[Dataset entries]
******************************

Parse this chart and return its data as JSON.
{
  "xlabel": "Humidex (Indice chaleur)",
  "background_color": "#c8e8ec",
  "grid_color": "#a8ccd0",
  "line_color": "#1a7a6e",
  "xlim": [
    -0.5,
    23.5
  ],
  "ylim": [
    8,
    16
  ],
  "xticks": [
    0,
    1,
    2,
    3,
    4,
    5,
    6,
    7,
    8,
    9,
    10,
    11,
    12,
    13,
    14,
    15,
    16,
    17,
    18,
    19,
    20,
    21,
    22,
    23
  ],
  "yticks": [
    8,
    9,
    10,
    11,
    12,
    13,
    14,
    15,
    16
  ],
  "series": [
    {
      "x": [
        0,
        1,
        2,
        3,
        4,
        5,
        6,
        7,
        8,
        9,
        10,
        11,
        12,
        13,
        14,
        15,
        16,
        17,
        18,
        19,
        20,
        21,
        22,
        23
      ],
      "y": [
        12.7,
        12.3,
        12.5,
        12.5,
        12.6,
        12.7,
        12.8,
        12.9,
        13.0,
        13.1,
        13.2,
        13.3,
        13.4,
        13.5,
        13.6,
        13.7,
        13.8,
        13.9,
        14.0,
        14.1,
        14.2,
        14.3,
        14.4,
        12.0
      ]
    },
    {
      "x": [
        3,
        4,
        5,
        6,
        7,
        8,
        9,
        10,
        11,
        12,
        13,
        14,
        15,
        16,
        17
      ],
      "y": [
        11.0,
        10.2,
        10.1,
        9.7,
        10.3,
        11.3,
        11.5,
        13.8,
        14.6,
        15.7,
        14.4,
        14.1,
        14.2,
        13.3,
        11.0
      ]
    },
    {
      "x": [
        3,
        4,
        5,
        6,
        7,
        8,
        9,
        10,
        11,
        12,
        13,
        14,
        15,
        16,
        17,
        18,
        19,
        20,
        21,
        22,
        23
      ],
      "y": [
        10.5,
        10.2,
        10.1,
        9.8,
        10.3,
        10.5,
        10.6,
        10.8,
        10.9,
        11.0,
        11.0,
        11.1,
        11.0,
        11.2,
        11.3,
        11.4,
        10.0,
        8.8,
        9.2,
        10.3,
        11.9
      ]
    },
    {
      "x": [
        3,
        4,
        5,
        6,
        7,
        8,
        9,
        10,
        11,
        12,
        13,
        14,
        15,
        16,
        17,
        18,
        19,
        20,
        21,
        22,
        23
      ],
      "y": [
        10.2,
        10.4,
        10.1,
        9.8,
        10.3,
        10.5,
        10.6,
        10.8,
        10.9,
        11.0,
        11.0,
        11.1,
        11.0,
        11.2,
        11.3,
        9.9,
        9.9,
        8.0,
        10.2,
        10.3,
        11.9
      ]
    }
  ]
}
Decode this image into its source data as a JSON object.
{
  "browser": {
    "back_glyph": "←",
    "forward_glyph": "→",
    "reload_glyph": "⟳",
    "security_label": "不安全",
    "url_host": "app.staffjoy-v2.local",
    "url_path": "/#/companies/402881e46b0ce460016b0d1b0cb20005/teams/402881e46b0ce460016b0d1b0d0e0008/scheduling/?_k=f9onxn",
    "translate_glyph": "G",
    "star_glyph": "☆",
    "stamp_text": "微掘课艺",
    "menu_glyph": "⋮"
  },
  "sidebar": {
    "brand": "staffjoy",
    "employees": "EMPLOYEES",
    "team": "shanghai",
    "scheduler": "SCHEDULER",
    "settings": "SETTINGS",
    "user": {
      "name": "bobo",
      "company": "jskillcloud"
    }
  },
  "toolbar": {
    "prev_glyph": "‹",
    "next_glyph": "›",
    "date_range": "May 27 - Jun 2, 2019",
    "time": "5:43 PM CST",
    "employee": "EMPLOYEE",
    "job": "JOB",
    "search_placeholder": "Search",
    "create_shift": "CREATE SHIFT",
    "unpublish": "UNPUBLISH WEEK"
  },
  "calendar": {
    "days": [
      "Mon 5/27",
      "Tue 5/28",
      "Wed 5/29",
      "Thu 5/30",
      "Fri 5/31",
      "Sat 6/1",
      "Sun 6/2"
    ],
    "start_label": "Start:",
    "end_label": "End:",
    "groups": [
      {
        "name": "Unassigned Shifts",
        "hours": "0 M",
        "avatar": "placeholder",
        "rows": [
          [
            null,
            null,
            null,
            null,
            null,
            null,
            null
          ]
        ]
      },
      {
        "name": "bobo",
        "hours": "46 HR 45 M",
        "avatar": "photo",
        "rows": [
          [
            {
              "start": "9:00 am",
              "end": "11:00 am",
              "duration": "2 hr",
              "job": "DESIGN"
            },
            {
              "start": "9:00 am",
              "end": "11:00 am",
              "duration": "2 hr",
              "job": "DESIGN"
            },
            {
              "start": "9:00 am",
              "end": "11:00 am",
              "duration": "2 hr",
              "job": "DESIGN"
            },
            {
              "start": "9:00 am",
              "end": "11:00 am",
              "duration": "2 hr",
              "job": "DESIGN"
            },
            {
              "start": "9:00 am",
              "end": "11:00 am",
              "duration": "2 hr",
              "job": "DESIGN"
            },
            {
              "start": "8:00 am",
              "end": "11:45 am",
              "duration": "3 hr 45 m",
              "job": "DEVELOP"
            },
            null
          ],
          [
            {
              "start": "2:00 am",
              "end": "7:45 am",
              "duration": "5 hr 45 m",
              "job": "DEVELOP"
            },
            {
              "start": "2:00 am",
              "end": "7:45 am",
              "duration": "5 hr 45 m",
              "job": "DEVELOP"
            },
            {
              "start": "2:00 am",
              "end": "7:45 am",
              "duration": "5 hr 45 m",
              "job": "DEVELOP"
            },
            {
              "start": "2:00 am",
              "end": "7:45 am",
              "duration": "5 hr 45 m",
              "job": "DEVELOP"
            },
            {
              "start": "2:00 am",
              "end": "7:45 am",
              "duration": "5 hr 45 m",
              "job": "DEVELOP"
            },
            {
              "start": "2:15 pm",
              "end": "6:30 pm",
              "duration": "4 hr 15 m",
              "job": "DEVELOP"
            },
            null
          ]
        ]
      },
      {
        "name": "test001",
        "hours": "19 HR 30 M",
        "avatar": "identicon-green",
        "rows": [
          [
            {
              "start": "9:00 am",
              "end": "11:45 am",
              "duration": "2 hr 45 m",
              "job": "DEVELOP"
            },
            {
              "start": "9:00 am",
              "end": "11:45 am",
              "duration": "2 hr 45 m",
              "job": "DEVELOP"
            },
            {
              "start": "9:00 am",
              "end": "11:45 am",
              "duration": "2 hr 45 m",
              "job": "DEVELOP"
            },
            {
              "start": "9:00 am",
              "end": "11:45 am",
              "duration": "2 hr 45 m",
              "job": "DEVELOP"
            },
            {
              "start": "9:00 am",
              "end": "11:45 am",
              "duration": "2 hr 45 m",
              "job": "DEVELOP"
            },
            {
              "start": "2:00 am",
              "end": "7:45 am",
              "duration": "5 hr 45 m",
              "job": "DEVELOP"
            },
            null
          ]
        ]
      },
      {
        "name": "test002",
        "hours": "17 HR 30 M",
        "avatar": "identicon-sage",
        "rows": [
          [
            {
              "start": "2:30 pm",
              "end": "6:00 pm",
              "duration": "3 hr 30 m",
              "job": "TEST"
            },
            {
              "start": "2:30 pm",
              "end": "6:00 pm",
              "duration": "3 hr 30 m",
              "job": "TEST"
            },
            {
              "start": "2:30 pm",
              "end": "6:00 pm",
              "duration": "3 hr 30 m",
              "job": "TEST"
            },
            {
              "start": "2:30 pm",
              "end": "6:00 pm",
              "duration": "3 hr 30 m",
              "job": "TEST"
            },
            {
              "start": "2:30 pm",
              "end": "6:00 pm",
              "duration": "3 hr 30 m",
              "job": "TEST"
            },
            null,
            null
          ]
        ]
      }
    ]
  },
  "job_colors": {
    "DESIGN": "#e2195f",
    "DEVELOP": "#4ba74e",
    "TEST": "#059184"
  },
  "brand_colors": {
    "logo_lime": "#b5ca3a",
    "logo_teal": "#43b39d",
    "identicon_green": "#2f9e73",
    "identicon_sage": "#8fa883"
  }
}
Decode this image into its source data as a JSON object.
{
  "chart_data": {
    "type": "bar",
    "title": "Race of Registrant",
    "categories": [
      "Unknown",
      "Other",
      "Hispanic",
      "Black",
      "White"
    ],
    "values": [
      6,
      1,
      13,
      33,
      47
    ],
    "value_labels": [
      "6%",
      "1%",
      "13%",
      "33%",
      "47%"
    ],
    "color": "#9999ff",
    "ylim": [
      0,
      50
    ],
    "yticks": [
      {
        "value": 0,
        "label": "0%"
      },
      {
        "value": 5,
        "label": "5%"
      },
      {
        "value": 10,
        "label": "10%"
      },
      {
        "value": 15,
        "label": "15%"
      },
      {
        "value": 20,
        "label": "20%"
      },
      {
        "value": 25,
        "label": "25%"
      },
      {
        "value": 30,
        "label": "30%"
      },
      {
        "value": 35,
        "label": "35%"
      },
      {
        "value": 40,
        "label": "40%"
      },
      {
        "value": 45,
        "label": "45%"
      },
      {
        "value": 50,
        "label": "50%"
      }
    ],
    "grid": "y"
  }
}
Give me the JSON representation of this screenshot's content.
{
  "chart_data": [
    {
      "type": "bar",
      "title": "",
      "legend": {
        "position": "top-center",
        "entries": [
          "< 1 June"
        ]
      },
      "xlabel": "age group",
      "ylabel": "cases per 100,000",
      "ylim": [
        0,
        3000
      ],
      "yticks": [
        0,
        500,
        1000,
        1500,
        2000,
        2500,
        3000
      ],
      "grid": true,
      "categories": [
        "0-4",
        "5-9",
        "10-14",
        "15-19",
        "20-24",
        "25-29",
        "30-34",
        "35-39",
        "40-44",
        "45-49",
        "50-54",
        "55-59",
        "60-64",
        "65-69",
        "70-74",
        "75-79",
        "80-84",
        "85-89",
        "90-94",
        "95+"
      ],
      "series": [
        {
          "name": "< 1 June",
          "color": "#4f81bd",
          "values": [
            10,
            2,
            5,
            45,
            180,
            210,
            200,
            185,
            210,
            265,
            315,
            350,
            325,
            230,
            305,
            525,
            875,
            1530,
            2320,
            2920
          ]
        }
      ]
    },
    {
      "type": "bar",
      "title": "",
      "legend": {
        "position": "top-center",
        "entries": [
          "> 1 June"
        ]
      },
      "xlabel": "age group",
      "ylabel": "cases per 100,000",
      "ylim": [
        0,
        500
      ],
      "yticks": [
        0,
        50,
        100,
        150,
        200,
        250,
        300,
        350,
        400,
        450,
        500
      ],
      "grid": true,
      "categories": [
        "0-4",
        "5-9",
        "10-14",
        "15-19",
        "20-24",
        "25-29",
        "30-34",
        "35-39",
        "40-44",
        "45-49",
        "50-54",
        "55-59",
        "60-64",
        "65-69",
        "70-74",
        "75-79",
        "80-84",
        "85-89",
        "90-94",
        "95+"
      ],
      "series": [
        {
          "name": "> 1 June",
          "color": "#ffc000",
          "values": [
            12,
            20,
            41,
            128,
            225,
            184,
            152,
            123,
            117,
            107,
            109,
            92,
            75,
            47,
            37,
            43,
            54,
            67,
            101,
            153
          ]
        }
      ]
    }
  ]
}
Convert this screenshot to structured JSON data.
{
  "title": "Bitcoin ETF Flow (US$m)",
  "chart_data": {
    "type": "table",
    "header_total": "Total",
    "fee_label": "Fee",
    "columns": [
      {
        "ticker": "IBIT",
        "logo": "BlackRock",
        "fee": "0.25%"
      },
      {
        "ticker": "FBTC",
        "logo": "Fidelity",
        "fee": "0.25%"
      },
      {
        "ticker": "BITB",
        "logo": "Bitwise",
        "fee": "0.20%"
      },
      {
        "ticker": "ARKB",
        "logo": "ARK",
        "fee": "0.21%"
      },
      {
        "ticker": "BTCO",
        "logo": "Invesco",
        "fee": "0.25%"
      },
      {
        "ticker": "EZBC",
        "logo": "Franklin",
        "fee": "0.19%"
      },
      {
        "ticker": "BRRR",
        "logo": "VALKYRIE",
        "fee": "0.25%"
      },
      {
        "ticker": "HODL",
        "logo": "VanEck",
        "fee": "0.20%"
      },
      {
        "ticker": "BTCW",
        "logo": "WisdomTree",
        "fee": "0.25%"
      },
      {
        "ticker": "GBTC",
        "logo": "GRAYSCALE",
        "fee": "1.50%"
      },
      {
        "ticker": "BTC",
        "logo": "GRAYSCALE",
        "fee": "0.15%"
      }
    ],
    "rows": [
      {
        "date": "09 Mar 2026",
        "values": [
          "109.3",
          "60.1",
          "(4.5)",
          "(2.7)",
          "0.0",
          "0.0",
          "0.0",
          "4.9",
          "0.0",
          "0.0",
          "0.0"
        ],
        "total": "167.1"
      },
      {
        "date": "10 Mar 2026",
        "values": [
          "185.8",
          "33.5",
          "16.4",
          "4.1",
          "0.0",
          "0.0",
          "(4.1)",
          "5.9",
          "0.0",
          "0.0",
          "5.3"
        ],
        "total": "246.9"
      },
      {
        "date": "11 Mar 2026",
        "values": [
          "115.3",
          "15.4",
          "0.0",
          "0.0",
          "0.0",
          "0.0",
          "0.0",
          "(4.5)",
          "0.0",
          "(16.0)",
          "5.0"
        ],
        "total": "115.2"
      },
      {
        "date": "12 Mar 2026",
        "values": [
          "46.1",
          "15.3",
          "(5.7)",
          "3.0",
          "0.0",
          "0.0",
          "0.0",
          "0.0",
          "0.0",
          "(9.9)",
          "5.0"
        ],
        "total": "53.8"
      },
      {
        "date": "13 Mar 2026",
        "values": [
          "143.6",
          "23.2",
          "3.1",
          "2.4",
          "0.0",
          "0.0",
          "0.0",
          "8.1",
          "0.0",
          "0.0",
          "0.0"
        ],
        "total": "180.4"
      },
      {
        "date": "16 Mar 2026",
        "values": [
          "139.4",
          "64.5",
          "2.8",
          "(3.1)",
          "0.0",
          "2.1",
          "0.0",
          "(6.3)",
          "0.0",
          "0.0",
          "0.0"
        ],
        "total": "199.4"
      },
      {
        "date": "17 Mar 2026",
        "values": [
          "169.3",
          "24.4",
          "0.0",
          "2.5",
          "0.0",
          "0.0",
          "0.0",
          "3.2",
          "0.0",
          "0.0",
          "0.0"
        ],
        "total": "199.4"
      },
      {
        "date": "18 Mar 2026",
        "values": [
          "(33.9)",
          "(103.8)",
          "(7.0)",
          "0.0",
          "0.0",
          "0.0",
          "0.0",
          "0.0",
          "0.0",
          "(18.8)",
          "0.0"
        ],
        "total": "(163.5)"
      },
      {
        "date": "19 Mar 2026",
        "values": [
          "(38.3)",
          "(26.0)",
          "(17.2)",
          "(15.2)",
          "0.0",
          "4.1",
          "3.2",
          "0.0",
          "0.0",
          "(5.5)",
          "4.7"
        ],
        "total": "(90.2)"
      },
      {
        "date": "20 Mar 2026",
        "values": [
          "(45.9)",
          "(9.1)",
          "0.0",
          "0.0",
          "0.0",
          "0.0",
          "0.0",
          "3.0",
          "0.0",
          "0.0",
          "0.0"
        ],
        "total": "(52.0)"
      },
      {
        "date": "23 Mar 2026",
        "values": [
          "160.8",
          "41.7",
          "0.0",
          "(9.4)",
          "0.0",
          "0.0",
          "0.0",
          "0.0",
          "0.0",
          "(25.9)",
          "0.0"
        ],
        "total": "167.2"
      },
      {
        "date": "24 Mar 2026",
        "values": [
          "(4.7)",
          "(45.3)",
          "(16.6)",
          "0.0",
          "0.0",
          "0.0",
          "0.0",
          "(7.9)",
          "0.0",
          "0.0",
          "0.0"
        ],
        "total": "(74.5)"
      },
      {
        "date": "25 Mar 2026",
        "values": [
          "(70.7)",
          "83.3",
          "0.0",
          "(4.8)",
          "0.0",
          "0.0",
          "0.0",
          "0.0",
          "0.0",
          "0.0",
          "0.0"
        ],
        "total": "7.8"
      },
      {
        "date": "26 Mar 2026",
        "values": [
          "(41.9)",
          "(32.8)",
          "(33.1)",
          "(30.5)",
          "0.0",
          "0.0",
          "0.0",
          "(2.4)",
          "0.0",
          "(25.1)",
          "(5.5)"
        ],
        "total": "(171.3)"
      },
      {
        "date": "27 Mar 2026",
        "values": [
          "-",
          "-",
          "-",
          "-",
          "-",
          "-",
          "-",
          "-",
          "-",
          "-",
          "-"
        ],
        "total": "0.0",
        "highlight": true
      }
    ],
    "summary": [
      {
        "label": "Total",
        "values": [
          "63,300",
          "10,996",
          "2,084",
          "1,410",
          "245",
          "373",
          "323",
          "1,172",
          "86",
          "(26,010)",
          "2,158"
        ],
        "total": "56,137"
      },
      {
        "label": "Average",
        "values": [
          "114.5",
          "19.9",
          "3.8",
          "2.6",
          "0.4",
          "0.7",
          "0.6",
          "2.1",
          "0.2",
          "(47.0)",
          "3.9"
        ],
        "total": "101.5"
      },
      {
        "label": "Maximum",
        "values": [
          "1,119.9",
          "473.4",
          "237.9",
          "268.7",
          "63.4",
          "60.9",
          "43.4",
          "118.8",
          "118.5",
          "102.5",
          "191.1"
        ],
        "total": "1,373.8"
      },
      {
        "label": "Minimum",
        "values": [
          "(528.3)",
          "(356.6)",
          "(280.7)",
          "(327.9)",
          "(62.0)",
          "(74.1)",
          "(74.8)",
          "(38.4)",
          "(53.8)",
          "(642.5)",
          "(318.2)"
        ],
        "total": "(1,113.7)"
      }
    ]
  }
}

******************************

### [TASK OBJECTIVE]
Copy down every line of the material above that includes the string "name".

### [RESULT OF THE TASK]
      "name": "bobo",
        "name": "Unassigned Shifts",
        "name": "bobo",
        "name": "test001",
        "name": "test002",
          "name": "< 1 June",
          "name": "> 1 June",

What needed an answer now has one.